- What this task involves -
Find every line in the records below that contains the word "music", and copy each such line.

___ Record set ___

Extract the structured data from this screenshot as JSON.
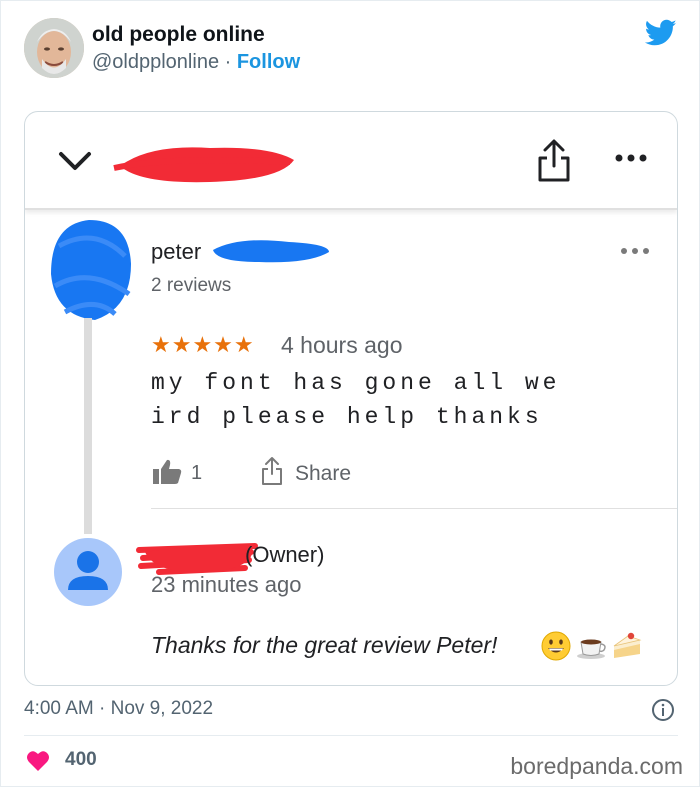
{
  "tweet": {
    "display_name": "old people online",
    "handle": "@oldpplonline",
    "separator": " · ",
    "follow_label": "Follow",
    "timestamp": "4:00 AM · Nov 9, 2022",
    "like_count": "400",
    "watermark": "boredpanda.com"
  },
  "review": {
    "reviewer_name": "peter",
    "reviewer_meta": "2 reviews",
    "stars": "★★★★★",
    "rating": 5,
    "time": "4 hours ago",
    "text_line_1": "my font has gone all we",
    "text_line_2": "ird please help thanks",
    "like_count": "1",
    "share_label": "Share"
  },
  "owner": {
    "label": "(Owner)",
    "time": "23 minutes ago",
    "reply": "Thanks for the great review Peter!"
  },
  "icons": {
    "brand": "twitter-icon",
    "collapse": "chevron-down-icon",
    "share": "share-icon",
    "more": "more-horizontal-icon",
    "like": "thumbs-up-icon",
    "info": "info-icon",
    "heart": "heart-icon"
  },
  "colors": {
    "twitter_blue": "#1b95e0",
    "star_orange": "#e8710a",
    "heart_red": "#f91880",
    "redaction_red": "#f22b36",
    "redaction_blue": "#1877f2"
  }
}
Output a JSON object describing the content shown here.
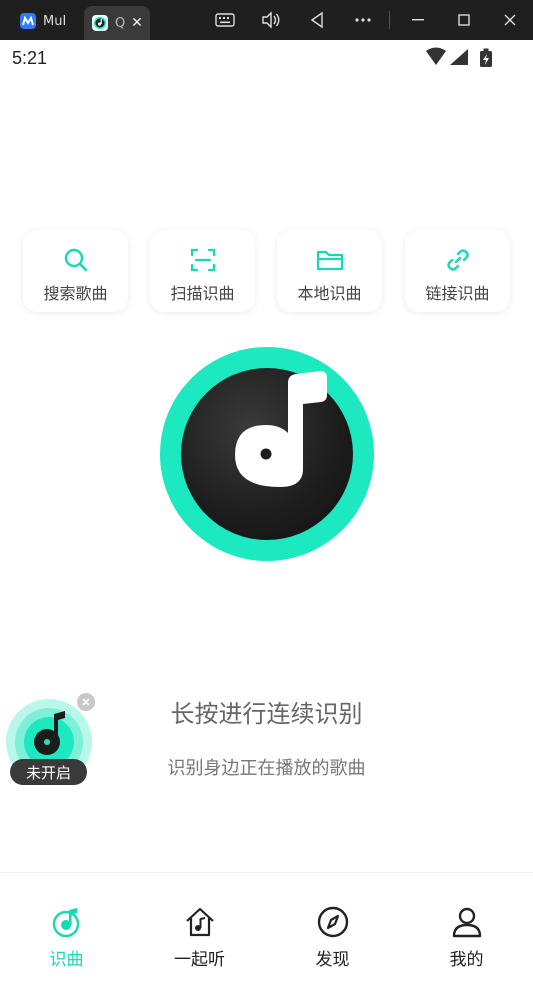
{
  "window": {
    "tabs": [
      {
        "label": "MuMu",
        "icon": "mumu-icon"
      },
      {
        "label": "Q",
        "icon": "app-icon",
        "close": "✕"
      }
    ],
    "controls": [
      "keyboard-icon",
      "volume-icon",
      "back-icon",
      "more-icon",
      "minimize-icon",
      "maximize-icon",
      "close-icon"
    ]
  },
  "status_bar": {
    "time": "5:21",
    "icons": [
      "wifi-icon",
      "signal-icon",
      "battery-charging-icon"
    ]
  },
  "actions": [
    {
      "label": "搜索歌曲",
      "icon": "search-icon"
    },
    {
      "label": "扫描识曲",
      "icon": "scan-icon"
    },
    {
      "label": "本地识曲",
      "icon": "folder-icon"
    },
    {
      "label": "链接识曲",
      "icon": "link-icon"
    }
  ],
  "main": {
    "hint_title": "长按进行连续识别",
    "hint_subtitle": "识别身边正在播放的歌曲"
  },
  "floating_widget": {
    "badge": "未开启"
  },
  "bottom_nav": [
    {
      "label": "识曲",
      "icon": "music-disc-icon",
      "active": true
    },
    {
      "label": "一起听",
      "icon": "music-house-icon",
      "active": false
    },
    {
      "label": "发现",
      "icon": "compass-icon",
      "active": false
    },
    {
      "label": "我的",
      "icon": "person-icon",
      "active": false
    }
  ],
  "colors": {
    "accent": "#1de9c1",
    "accent_text": "#16d9b4",
    "disc": "#1c1c1c",
    "chrome": "#1f1f1f"
  }
}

___

- Answer to this task -
      "icon": "music-disc-icon",
      "icon": "music-house-icon",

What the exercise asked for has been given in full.